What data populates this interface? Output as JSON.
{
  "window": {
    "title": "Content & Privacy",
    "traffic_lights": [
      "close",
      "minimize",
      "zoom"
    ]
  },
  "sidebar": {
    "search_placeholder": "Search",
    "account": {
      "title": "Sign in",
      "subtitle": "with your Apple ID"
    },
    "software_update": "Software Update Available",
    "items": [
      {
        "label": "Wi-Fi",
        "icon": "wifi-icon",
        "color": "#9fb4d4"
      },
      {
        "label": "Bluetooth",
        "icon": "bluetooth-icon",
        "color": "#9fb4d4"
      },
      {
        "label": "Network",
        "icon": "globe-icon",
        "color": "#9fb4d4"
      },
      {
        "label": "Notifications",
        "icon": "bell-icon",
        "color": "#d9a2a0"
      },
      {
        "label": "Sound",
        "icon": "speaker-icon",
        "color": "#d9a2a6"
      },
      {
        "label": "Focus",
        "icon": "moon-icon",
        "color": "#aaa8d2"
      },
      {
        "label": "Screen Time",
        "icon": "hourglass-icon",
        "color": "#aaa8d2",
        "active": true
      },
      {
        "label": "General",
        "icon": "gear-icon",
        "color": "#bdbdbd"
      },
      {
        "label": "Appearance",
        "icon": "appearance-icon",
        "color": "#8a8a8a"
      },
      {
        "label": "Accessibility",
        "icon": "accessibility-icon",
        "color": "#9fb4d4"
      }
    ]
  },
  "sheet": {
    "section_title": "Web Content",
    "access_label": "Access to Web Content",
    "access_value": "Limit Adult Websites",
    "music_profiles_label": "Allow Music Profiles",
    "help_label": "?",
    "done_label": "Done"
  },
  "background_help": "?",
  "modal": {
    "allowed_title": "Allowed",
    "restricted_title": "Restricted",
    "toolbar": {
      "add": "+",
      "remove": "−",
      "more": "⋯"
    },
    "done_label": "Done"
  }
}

* * * * *

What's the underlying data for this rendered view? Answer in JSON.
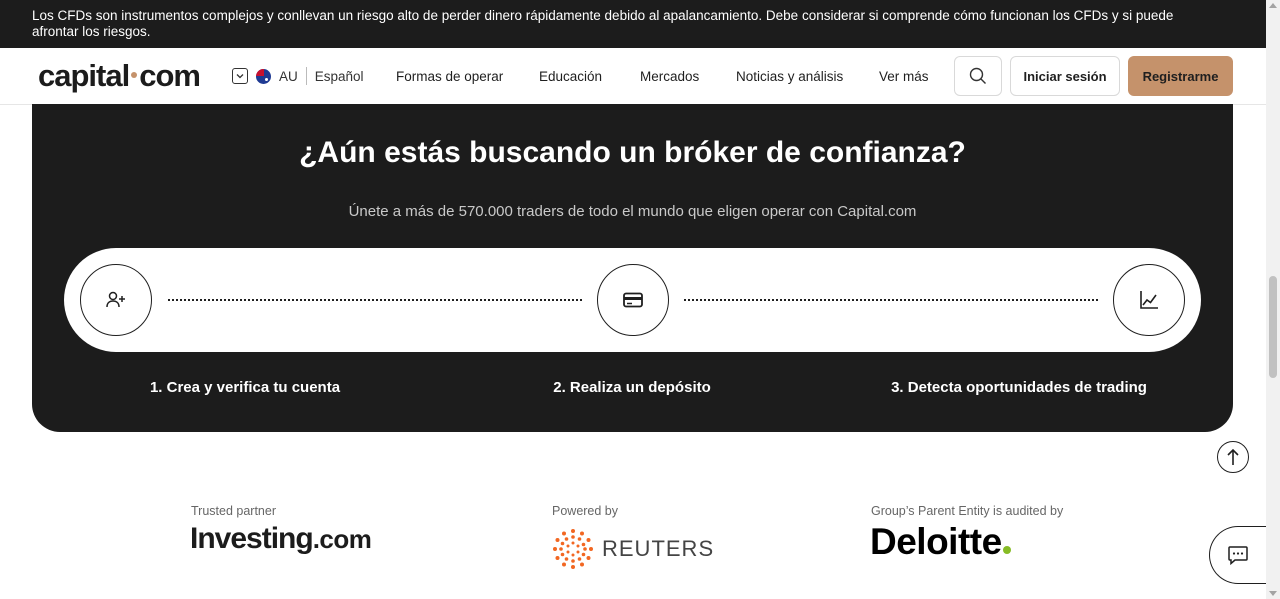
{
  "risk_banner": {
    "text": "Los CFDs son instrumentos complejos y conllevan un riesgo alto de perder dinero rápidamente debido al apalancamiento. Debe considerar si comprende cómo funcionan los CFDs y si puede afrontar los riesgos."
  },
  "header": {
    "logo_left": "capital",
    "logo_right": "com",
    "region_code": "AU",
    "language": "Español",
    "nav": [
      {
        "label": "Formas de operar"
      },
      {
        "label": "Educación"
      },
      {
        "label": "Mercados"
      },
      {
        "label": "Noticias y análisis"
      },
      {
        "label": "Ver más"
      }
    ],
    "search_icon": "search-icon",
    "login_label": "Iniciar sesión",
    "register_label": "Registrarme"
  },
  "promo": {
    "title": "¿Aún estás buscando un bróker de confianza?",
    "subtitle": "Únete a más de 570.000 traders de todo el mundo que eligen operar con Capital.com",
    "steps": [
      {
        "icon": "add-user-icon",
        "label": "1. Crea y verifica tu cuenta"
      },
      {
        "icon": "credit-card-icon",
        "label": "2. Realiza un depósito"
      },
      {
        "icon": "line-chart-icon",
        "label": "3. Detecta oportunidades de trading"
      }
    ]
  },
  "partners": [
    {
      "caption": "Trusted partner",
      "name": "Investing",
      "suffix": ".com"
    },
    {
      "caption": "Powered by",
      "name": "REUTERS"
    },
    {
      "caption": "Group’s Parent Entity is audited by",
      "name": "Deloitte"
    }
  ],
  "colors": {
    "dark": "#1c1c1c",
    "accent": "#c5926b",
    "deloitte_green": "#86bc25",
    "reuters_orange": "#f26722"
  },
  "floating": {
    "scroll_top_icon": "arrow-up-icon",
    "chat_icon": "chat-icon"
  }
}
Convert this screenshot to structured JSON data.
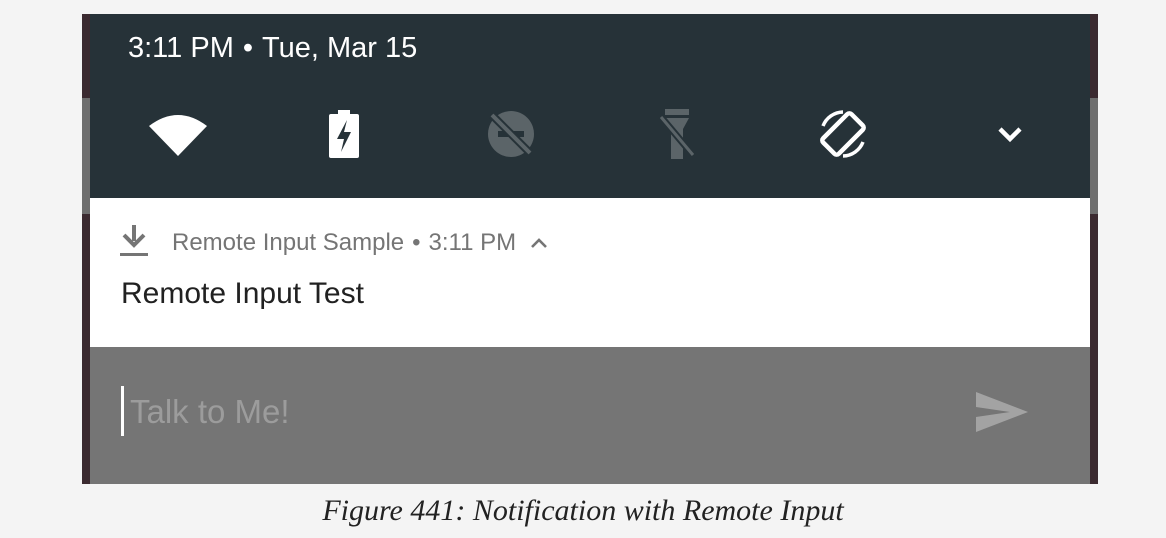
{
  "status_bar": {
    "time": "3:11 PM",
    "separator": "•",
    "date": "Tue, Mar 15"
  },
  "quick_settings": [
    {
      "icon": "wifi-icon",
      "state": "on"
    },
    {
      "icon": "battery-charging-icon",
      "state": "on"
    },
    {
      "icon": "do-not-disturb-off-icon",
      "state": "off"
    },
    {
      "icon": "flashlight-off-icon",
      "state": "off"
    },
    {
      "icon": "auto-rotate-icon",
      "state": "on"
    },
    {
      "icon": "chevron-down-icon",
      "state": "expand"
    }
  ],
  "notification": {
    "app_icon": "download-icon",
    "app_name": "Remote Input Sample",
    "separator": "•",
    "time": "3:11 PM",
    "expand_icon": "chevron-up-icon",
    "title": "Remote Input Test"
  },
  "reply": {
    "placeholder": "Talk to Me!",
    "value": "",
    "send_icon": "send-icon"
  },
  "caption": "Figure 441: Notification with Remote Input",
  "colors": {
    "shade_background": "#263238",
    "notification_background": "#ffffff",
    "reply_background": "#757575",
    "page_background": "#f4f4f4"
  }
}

* * * * *

• **Task description**
How many of the lines above hold the word "chevron"? Give only that number.

• **Exercise solution**
2